## Provided data
□ □ □

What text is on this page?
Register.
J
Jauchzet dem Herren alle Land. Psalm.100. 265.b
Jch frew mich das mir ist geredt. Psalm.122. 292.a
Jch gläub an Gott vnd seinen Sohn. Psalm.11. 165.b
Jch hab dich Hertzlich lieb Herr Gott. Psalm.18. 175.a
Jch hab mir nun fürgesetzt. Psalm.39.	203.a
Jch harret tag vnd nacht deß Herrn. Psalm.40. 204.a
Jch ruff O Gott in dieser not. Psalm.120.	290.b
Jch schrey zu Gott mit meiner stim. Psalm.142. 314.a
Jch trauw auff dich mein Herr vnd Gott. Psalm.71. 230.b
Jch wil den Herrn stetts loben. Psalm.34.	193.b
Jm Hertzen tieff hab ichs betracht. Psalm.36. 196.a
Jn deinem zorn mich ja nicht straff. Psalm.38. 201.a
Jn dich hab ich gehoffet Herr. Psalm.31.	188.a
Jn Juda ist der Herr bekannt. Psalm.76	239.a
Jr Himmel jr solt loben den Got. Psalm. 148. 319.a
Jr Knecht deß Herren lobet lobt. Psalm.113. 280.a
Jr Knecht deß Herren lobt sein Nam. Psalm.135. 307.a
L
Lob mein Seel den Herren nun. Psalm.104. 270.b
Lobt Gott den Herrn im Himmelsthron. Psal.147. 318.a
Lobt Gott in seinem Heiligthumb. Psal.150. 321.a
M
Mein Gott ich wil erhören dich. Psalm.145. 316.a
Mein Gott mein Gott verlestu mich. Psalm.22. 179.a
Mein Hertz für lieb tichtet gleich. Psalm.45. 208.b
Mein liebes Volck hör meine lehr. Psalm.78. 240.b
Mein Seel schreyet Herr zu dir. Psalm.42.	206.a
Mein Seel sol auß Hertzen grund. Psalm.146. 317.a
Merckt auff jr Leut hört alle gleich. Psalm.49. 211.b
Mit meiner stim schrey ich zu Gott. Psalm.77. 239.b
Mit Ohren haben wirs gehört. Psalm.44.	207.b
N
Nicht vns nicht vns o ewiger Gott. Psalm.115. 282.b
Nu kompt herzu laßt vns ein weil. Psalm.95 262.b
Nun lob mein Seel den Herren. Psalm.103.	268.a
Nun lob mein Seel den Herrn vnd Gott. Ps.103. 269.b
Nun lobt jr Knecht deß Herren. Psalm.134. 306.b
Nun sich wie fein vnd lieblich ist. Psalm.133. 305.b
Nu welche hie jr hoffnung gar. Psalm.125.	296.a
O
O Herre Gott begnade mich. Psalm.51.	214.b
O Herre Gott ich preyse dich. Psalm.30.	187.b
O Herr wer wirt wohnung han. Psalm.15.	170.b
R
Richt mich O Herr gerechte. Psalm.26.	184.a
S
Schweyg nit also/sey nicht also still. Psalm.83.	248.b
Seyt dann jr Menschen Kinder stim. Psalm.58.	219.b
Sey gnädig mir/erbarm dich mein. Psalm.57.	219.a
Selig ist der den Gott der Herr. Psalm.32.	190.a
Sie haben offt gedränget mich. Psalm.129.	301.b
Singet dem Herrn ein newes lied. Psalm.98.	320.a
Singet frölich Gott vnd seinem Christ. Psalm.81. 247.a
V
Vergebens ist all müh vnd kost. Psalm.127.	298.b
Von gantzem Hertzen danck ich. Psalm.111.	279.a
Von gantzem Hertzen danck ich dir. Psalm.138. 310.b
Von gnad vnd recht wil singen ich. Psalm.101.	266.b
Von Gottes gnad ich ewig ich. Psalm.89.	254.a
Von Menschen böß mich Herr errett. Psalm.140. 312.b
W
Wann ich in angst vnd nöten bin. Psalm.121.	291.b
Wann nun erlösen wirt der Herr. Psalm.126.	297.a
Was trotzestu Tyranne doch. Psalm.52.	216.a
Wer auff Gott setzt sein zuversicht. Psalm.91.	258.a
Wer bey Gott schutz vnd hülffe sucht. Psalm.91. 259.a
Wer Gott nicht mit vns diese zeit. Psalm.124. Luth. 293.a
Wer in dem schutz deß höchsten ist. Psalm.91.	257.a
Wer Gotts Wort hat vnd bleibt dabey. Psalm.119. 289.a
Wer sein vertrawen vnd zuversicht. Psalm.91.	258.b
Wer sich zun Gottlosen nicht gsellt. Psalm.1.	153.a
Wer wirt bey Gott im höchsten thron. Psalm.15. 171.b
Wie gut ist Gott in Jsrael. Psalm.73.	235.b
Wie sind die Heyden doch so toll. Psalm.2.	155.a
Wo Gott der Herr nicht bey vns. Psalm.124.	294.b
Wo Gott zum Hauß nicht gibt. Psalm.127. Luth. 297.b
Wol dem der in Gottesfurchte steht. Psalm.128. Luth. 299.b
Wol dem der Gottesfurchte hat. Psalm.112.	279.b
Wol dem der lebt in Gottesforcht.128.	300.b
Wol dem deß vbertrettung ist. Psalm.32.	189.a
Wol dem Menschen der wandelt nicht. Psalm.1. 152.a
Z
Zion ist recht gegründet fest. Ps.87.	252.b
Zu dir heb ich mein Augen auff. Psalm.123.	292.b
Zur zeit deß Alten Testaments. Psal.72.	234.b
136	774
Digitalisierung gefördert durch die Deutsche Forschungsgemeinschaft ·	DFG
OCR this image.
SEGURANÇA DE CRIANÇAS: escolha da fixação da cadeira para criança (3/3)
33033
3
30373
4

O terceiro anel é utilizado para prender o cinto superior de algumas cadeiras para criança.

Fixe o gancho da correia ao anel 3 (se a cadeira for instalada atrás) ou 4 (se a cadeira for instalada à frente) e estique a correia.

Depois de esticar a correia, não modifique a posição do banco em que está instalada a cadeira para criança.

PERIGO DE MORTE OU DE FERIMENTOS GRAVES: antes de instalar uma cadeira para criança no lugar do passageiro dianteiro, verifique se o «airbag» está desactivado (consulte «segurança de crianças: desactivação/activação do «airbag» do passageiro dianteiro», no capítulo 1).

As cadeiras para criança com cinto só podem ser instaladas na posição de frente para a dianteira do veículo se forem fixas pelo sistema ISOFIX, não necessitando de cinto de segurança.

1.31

□ □ □

Copy all lines in the listing above where the string "zeit" appears.

## Solution
Wer Gott nicht mit vns diese zeit. Psalm.124. Luth. 293.a
Zur zeit deß Alten Testaments. Psal.72.	234.b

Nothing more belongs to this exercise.